### WHAT YOU SHOULD DO
Wherever the word "minor" appears in a line, extract that line.

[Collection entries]
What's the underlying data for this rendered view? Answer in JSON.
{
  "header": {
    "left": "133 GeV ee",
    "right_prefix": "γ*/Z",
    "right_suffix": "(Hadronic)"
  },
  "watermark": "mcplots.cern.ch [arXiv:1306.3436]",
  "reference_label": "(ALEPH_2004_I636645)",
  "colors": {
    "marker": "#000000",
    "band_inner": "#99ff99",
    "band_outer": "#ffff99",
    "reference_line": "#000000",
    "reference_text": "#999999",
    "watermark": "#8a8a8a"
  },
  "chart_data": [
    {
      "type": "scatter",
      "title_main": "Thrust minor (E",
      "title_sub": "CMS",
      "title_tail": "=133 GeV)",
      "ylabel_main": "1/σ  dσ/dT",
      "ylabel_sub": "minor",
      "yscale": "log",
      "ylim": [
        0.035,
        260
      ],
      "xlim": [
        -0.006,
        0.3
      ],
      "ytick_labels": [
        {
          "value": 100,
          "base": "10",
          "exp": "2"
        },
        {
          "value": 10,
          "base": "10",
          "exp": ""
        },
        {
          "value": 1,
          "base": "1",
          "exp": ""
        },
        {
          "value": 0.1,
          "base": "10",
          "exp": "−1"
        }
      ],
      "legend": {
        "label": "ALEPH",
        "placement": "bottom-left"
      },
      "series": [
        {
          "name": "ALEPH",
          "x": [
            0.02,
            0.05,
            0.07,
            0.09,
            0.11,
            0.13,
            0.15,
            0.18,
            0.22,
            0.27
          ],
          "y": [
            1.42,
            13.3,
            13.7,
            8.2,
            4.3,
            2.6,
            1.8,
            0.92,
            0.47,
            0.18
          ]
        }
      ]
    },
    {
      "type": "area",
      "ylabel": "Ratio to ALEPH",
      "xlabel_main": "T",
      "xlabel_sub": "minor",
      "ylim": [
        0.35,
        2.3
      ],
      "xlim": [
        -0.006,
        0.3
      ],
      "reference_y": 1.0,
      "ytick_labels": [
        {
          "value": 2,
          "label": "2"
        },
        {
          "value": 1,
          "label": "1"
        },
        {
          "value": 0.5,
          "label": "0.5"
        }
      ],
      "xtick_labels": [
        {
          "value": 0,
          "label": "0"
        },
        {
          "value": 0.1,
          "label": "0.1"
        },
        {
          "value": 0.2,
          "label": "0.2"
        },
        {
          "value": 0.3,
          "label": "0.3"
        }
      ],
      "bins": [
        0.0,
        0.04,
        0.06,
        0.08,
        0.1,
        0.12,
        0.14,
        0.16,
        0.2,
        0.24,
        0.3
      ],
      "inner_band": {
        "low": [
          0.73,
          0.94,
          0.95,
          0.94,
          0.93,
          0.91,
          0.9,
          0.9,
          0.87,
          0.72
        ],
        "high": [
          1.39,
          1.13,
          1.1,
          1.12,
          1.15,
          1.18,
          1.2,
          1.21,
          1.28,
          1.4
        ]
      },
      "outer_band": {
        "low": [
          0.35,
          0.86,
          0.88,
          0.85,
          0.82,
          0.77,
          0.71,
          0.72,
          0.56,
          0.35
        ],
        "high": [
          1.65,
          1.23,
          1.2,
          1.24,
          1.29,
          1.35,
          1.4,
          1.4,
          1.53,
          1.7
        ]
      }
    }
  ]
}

### RESPONSE TO THE TASK
      "title_main": "Thrust minor (E",
      "ylabel_sub": "minor",
      "xlabel_sub": "minor",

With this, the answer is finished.